> **GOAL OF THE EXERCISE**: Skip the images and return the records below exactly.

☆ ☆ ☆

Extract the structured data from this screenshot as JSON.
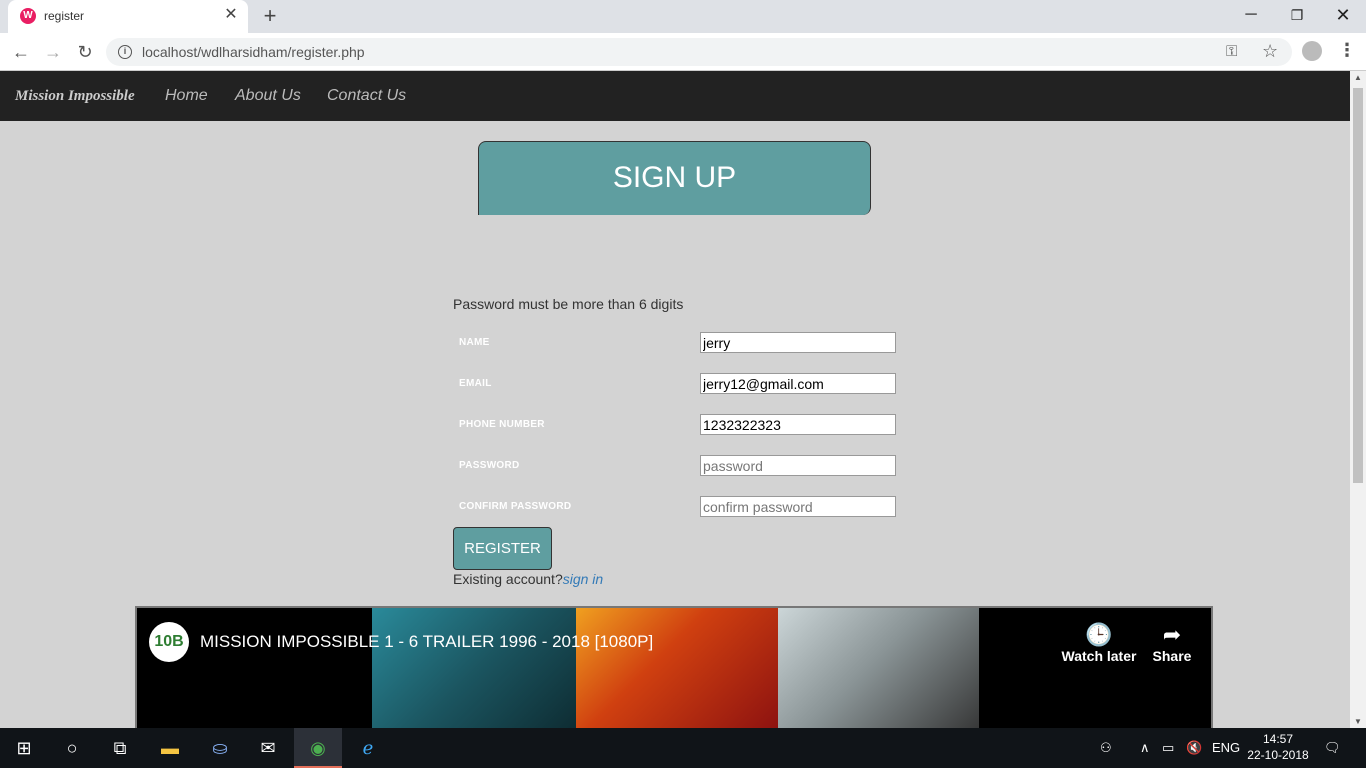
{
  "browser": {
    "tab_title": "register",
    "tab_favicon": "W",
    "url": "localhost/wdlharsidham/register.php"
  },
  "site": {
    "brand": "Mission Impossible",
    "nav": [
      "Home",
      "About Us",
      "Contact Us"
    ]
  },
  "signup": {
    "title": "SIGN UP",
    "password_note": "Password must be more than 6 digits",
    "fields": [
      {
        "label": "NAME",
        "value": "jerry",
        "placeholder": ""
      },
      {
        "label": "EMAIL",
        "value": "jerry12@gmail.com",
        "placeholder": ""
      },
      {
        "label": "PHONE NUMBER",
        "value": "1232322323",
        "placeholder": ""
      },
      {
        "label": "PASSWORD",
        "value": "",
        "placeholder": "password"
      },
      {
        "label": "CONFIRM PASSWORD",
        "value": "",
        "placeholder": "confirm password"
      }
    ],
    "register_label": "REGISTER",
    "existing_text": "Existing account?",
    "signin_link": "sign in"
  },
  "video": {
    "channel_logo": "10B",
    "title": "MISSION IMPOSSIBLE 1 - 6 TRAILER 1996 - 2018 [1080P]",
    "watch_later": "Watch later",
    "share": "Share"
  },
  "taskbar": {
    "language": "ENG",
    "time": "14:57",
    "date": "22-10-2018"
  },
  "colors": {
    "accent": "#5f9ea0",
    "navbar": "#222222",
    "page_bg": "#d3d3d3"
  }
}
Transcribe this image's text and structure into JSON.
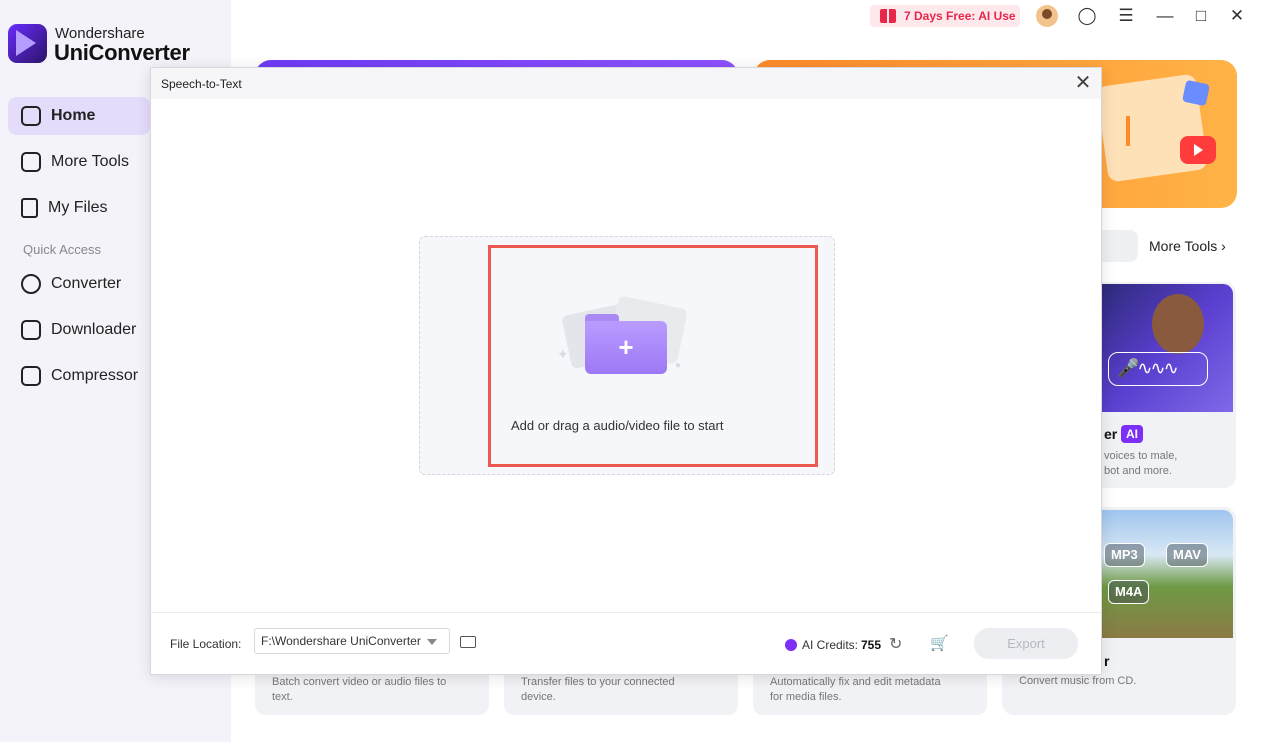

☆ ☆ ☆

> **OUTPUT BELOW**:
Extract the structured data from this screenshot as JSON.
{
  "browser": {
    "tab_title": "register",
    "tab_favicon": "W",
    "url": "localhost/wdlharsidham/register.php"
  },
  "site": {
    "brand": "Mission Impossible",
    "nav": [
      "Home",
      "About Us",
      "Contact Us"
    ]
  },
  "signup": {
    "title": "SIGN UP",
    "password_note": "Password must be more than 6 digits",
    "fields": [
      {
        "label": "NAME",
        "value": "jerry",
        "placeholder": ""
      },
      {
        "label": "EMAIL",
        "value": "jerry12@gmail.com",
        "placeholder": ""
      },
      {
        "label": "PHONE NUMBER",
        "value": "1232322323",
        "placeholder": ""
      },
      {
        "label": "PASSWORD",
        "value": "",
        "placeholder": "password"
      },
      {
        "label": "CONFIRM PASSWORD",
        "value": "",
        "placeholder": "confirm password"
      }
    ],
    "register_label": "REGISTER",
    "existing_text": "Existing account?",
    "signin_link": "sign in"
  },
  "video": {
    "channel_logo": "10B",
    "title": "MISSION IMPOSSIBLE 1 - 6 TRAILER 1996 - 2018 [1080P]",
    "watch_later": "Watch later",
    "share": "Share"
  },
  "taskbar": {
    "language": "ENG",
    "time": "14:57",
    "date": "22-10-2018"
  },
  "colors": {
    "accent": "#5f9ea0",
    "navbar": "#222222",
    "page_bg": "#d3d3d3"
  }
}
Transcribe this image's text and structure into JSON.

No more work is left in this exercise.